:: Task objective ::
Each entry must be given again exactly; images do not belong in the copy.

==============================

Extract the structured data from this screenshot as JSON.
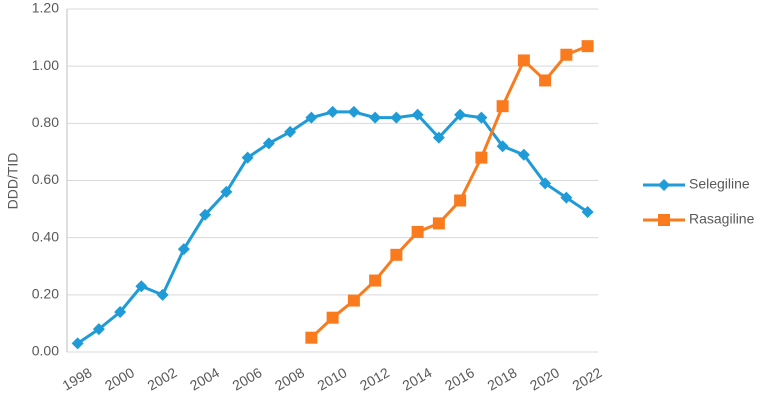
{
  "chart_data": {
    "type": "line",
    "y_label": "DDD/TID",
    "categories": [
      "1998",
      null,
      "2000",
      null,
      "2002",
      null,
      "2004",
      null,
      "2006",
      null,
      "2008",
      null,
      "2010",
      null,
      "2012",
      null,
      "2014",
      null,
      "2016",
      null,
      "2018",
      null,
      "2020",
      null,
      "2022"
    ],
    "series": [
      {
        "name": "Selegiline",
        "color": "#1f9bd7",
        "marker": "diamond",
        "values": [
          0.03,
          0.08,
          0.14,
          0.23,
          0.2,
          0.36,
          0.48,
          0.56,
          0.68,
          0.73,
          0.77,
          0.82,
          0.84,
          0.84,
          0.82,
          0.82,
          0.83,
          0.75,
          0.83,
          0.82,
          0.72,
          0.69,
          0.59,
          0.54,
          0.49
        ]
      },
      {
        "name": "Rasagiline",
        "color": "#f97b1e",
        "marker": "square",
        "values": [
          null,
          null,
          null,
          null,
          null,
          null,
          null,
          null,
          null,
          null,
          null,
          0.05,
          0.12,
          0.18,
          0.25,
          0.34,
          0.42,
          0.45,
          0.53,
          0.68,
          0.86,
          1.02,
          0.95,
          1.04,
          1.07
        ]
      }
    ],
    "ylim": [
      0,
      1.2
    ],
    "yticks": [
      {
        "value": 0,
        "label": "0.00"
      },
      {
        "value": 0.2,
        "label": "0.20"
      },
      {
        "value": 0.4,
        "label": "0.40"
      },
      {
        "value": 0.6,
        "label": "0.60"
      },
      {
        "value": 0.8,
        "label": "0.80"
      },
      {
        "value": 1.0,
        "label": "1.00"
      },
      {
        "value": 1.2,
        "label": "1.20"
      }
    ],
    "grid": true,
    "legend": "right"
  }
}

==============================

:: Solution for this problem ::
Extract the structured data from this screenshot as JSON.
{
  "chart_data": {
    "type": "line",
    "y_label": "DDD/TID",
    "categories": [
      "1998",
      null,
      "2000",
      null,
      "2002",
      null,
      "2004",
      null,
      "2006",
      null,
      "2008",
      null,
      "2010",
      null,
      "2012",
      null,
      "2014",
      null,
      "2016",
      null,
      "2018",
      null,
      "2020",
      null,
      "2022"
    ],
    "series": [
      {
        "name": "Selegiline",
        "color": "#1f9bd7",
        "marker": "diamond",
        "values": [
          0.03,
          0.08,
          0.14,
          0.23,
          0.2,
          0.36,
          0.48,
          0.56,
          0.68,
          0.73,
          0.77,
          0.82,
          0.84,
          0.84,
          0.82,
          0.82,
          0.83,
          0.75,
          0.83,
          0.82,
          0.72,
          0.69,
          0.59,
          0.54,
          0.49
        ]
      },
      {
        "name": "Rasagiline",
        "color": "#f97b1e",
        "marker": "square",
        "values": [
          null,
          null,
          null,
          null,
          null,
          null,
          null,
          null,
          null,
          null,
          null,
          0.05,
          0.12,
          0.18,
          0.25,
          0.34,
          0.42,
          0.45,
          0.53,
          0.68,
          0.86,
          1.02,
          0.95,
          1.04,
          1.07
        ]
      }
    ],
    "ylim": [
      0,
      1.2
    ],
    "yticks": [
      {
        "value": 0,
        "label": "0.00"
      },
      {
        "value": 0.2,
        "label": "0.20"
      },
      {
        "value": 0.4,
        "label": "0.40"
      },
      {
        "value": 0.6,
        "label": "0.60"
      },
      {
        "value": 0.8,
        "label": "0.80"
      },
      {
        "value": 1.0,
        "label": "1.00"
      },
      {
        "value": 1.2,
        "label": "1.20"
      }
    ],
    "grid": true,
    "legend": "right"
  }
}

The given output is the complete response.